## Work instructions
Select the lines that hold the word "title" and copy each one.

== == ==

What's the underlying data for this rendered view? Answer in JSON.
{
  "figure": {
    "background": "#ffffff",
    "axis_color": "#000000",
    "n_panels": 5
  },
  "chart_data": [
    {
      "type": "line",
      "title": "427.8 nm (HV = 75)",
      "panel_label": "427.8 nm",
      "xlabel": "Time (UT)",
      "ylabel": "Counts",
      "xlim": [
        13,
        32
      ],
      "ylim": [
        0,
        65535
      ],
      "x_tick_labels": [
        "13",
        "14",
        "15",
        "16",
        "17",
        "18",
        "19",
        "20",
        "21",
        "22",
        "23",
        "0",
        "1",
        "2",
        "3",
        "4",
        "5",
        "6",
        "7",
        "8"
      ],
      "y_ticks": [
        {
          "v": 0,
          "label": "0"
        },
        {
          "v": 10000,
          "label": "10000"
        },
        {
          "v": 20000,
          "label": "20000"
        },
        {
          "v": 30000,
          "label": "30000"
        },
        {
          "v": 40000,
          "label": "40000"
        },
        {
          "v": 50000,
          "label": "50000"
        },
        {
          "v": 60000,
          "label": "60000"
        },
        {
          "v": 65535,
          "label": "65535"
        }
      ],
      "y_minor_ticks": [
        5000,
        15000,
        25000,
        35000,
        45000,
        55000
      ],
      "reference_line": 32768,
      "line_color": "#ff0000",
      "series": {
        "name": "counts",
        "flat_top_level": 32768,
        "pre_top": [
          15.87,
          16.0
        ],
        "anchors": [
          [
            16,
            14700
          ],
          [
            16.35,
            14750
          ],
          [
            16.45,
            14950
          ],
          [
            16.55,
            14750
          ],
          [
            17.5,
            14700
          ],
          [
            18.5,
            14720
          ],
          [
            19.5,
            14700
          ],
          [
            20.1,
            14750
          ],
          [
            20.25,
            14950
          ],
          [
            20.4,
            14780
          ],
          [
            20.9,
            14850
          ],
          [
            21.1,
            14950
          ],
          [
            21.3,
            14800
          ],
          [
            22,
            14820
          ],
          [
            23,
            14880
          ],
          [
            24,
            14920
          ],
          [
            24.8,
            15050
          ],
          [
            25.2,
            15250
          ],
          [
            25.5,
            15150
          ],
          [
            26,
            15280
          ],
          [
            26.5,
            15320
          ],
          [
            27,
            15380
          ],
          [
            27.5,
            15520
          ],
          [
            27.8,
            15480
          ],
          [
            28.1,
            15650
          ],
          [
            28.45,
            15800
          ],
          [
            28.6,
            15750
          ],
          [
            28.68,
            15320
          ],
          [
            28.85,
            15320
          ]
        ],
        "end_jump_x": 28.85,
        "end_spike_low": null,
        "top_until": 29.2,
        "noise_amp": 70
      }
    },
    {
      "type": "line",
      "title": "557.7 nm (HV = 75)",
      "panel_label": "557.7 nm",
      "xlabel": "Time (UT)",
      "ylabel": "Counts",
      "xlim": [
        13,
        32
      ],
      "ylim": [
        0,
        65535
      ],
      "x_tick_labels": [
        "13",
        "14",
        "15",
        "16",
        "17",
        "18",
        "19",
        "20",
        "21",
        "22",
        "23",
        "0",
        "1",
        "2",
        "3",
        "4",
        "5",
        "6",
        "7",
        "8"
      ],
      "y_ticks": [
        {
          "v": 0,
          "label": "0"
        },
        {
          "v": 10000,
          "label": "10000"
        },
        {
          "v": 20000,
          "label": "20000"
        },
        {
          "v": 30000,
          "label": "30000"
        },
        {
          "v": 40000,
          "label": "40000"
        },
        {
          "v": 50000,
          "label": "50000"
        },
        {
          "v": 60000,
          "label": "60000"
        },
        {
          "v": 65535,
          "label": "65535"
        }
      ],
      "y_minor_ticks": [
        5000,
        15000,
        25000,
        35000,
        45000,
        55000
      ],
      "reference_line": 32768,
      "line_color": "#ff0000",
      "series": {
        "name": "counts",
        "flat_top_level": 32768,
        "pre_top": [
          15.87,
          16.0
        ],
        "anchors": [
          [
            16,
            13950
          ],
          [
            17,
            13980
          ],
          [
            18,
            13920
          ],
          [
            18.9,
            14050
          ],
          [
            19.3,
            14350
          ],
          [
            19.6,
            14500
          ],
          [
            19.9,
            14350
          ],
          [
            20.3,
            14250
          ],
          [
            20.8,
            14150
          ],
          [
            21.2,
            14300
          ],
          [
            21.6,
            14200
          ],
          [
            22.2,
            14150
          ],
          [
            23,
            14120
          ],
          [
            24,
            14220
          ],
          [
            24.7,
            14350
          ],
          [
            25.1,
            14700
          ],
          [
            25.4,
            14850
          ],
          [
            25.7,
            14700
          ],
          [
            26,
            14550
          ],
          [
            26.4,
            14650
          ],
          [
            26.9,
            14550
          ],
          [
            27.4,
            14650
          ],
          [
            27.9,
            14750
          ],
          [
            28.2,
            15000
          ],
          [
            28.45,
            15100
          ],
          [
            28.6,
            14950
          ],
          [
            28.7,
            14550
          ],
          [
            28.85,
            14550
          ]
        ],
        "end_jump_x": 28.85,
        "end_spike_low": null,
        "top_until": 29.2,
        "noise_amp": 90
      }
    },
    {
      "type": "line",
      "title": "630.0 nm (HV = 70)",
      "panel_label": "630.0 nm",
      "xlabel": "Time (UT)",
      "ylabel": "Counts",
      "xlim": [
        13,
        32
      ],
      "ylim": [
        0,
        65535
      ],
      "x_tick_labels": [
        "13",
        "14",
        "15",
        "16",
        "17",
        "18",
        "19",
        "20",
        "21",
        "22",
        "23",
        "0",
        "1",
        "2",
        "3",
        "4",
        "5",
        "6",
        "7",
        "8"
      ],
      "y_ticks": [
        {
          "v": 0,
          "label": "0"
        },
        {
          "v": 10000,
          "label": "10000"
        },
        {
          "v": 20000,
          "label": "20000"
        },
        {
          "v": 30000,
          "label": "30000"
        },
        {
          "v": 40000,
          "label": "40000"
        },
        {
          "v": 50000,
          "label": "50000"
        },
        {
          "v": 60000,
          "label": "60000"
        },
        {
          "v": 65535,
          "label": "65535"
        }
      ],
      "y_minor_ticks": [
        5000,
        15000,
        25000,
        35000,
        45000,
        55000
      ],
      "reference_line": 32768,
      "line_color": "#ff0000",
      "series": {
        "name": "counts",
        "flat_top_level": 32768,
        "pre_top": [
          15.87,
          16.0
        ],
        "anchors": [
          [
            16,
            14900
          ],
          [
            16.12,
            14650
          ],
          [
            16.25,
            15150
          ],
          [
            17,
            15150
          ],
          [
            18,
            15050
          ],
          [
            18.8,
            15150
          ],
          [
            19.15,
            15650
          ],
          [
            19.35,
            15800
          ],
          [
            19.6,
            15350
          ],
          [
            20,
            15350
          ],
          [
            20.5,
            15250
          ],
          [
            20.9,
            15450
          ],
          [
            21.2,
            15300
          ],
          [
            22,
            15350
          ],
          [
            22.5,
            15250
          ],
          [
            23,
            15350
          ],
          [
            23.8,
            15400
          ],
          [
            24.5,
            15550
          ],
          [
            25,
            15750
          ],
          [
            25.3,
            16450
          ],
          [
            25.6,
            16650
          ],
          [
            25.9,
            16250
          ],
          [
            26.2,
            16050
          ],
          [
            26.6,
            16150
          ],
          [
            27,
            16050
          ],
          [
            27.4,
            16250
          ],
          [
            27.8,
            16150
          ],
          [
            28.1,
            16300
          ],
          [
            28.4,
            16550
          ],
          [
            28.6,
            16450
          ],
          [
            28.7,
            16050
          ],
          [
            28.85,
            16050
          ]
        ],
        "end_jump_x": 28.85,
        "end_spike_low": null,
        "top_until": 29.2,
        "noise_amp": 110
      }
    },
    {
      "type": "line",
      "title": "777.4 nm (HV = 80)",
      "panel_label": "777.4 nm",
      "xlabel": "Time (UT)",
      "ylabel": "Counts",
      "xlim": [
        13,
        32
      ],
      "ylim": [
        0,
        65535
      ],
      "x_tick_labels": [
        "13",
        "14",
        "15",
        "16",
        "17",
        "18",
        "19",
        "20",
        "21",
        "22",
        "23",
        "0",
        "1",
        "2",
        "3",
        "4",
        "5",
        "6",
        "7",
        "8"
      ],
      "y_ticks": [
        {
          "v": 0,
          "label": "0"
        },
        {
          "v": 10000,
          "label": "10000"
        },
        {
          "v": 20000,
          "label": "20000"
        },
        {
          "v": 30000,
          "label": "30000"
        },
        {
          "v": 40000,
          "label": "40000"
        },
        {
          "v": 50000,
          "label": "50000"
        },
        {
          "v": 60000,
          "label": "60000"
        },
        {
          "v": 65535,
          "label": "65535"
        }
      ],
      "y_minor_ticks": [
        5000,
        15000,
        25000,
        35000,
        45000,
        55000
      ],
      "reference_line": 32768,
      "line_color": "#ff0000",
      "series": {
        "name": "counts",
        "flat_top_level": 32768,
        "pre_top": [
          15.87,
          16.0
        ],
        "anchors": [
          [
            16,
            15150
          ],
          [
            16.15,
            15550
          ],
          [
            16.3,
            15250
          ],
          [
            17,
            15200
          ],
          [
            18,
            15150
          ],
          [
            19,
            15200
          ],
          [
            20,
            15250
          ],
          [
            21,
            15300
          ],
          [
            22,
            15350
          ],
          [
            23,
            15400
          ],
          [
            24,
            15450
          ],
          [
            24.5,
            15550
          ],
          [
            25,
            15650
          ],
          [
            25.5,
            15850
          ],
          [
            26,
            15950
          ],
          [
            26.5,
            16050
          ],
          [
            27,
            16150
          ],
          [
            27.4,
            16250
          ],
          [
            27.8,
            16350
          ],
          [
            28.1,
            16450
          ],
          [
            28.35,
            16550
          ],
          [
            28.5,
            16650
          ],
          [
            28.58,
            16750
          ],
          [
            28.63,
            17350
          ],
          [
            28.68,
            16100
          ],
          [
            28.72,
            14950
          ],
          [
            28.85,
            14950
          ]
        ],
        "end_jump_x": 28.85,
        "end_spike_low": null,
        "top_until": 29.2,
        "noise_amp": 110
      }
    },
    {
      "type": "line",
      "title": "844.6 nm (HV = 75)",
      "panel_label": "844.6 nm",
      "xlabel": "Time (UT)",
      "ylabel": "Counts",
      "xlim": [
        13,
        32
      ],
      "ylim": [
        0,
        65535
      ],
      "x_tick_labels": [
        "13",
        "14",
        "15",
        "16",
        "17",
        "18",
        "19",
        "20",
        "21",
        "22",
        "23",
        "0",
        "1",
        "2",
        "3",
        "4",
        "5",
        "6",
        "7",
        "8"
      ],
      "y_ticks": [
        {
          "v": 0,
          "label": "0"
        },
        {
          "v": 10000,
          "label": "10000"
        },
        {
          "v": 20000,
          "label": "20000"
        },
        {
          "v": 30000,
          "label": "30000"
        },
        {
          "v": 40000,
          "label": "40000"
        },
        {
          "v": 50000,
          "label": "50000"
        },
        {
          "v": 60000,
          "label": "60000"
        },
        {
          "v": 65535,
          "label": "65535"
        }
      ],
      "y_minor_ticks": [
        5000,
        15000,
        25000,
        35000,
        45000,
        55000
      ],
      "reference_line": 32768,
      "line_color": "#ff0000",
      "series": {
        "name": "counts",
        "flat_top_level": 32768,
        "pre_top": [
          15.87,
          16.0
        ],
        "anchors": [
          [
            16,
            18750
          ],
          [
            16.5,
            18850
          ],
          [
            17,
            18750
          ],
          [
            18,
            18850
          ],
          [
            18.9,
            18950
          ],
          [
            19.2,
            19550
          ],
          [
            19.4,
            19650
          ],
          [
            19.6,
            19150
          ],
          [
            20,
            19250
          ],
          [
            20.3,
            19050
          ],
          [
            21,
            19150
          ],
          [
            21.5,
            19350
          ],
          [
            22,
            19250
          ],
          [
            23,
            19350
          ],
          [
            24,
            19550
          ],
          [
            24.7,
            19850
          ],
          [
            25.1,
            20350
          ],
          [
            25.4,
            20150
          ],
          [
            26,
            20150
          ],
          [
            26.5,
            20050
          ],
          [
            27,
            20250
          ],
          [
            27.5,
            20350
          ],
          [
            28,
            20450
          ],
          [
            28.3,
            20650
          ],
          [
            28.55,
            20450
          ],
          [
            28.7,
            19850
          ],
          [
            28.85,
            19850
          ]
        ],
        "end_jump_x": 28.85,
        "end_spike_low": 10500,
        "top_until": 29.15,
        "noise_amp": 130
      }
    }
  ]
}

== == ==

## Completed exercise
      "title": "427.8 nm (HV = 75)",
      "title": "557.7 nm (HV = 75)",
      "title": "630.0 nm (HV = 70)",
      "title": "777.4 nm (HV = 80)",
      "title": "844.6 nm (HV = 75)",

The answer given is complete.